Task instructions: In the listing below, locate the lines bearing the word "Compensation". Copy every one of them.

(Stored records)
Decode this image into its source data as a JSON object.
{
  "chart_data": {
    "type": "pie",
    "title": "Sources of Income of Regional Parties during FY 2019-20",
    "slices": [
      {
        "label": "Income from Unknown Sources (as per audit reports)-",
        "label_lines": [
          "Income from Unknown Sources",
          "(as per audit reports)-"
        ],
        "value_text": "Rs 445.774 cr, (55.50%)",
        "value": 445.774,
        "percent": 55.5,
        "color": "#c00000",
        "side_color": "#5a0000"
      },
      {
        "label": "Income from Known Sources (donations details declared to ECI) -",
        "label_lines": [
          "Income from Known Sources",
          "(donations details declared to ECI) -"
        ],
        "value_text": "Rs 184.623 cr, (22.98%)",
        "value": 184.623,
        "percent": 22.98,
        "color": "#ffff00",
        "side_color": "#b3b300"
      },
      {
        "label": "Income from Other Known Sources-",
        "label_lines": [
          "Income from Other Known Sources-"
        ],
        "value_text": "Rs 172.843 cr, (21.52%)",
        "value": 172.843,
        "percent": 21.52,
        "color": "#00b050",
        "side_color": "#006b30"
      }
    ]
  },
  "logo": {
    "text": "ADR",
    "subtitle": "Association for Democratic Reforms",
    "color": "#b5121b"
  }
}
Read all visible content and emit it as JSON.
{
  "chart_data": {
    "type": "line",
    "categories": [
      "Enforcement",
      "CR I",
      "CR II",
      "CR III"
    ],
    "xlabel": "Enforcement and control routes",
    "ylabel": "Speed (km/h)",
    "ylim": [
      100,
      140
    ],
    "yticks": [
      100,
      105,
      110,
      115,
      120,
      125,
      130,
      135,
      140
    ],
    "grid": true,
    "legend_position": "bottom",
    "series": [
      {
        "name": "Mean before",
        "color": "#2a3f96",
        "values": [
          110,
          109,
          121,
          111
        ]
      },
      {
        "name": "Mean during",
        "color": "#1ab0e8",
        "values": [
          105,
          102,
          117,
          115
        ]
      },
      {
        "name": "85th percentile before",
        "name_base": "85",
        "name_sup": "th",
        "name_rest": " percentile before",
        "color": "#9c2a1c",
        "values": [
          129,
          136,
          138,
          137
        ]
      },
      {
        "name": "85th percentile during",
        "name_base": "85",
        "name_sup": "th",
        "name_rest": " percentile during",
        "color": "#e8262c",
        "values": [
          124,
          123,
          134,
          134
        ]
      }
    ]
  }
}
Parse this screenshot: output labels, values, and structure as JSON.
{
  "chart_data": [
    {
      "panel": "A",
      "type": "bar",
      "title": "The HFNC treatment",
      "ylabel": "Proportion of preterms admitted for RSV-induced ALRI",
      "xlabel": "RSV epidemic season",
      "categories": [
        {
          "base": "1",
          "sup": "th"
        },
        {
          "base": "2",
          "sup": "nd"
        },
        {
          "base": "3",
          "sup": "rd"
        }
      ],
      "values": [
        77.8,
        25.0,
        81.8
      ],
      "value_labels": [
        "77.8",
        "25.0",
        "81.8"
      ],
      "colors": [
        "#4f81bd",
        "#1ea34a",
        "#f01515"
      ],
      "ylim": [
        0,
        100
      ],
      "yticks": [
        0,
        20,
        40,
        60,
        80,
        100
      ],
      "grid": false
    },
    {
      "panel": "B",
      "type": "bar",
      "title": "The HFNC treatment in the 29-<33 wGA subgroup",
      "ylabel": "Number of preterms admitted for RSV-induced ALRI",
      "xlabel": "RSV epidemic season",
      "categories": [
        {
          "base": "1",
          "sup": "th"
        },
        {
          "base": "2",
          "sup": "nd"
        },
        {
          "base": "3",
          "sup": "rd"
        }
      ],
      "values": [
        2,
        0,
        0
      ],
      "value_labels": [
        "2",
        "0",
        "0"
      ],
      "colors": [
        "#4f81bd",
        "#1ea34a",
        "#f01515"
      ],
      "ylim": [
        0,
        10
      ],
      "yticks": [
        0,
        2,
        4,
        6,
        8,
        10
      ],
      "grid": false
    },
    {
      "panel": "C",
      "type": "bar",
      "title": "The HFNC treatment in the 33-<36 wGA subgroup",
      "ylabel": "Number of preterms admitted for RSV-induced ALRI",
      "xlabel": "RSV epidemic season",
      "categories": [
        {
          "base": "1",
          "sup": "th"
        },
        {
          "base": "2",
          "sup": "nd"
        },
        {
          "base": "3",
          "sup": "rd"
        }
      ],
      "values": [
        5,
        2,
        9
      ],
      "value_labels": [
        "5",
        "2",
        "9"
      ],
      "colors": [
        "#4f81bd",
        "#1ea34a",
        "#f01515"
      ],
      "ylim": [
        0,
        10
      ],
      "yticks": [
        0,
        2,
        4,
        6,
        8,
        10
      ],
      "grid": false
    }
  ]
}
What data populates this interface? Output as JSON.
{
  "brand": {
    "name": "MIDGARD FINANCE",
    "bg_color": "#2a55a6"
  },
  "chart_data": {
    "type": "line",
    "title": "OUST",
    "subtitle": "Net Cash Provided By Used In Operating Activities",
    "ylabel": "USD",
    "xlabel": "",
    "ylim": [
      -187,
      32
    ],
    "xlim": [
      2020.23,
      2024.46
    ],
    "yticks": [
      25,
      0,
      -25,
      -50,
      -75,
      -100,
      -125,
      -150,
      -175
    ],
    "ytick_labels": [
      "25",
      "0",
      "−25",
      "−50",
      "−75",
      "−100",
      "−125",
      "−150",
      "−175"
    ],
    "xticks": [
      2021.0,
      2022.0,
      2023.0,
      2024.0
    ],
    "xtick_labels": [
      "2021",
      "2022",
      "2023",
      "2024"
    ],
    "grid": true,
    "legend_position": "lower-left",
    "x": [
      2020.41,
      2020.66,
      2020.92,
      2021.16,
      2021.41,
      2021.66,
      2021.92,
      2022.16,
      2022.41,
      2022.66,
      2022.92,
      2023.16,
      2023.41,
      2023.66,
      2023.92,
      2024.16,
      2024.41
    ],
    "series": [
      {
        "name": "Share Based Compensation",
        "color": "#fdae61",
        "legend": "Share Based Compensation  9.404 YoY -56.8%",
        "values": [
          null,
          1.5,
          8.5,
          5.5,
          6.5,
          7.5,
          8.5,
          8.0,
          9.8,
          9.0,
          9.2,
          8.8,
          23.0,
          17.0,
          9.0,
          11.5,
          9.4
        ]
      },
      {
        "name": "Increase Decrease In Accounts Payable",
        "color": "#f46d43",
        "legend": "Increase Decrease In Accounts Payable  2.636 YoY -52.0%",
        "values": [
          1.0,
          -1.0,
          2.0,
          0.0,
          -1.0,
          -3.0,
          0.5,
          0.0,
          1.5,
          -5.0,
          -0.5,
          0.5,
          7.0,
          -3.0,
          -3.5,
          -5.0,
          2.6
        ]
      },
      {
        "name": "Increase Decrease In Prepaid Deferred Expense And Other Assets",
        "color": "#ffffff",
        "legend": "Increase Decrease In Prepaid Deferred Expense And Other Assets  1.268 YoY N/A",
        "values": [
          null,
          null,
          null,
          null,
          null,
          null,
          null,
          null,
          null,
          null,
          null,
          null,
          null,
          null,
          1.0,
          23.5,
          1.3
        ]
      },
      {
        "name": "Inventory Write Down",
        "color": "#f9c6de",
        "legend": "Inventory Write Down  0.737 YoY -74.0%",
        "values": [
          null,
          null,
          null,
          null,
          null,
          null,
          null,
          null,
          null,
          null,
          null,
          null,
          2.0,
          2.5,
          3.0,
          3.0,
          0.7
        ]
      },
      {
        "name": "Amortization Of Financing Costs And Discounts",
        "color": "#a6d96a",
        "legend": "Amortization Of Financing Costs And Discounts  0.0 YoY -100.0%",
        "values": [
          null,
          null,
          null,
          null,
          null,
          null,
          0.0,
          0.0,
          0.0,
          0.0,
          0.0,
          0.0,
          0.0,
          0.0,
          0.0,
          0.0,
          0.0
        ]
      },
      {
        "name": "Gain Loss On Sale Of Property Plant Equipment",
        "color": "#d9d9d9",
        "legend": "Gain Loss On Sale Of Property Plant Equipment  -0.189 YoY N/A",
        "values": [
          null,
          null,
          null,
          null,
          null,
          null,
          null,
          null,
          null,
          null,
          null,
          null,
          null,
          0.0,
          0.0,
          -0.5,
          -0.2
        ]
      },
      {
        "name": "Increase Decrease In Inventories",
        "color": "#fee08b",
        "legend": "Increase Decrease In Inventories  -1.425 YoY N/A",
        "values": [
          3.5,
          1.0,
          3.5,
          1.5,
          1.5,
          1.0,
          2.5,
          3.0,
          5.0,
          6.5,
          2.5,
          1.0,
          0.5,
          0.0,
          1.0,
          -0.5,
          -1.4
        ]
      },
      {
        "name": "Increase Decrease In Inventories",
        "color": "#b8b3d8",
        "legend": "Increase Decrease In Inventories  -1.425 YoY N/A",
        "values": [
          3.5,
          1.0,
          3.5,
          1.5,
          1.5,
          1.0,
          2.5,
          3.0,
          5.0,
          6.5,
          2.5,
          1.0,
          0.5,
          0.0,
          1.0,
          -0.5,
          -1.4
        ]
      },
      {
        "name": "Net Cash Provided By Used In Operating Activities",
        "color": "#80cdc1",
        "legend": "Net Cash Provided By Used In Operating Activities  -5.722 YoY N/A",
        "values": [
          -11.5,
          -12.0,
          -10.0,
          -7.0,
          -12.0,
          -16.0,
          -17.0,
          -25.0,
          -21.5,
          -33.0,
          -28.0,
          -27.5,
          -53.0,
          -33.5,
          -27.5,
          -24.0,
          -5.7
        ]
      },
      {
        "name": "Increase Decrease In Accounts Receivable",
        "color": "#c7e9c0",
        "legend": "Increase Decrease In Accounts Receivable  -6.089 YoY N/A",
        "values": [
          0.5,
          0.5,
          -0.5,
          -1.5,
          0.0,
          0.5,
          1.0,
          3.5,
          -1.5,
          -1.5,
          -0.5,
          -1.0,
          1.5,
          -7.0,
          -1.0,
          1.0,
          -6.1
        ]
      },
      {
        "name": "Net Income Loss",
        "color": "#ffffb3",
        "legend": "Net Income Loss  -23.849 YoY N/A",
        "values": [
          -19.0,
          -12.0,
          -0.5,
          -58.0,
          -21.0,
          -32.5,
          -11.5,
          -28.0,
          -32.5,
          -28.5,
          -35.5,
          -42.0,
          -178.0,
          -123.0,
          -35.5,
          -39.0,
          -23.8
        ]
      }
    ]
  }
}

Result of this exercise:
        "name": "Share Based Compensation",
        "legend": "Share Based Compensation  9.404 YoY -56.8%",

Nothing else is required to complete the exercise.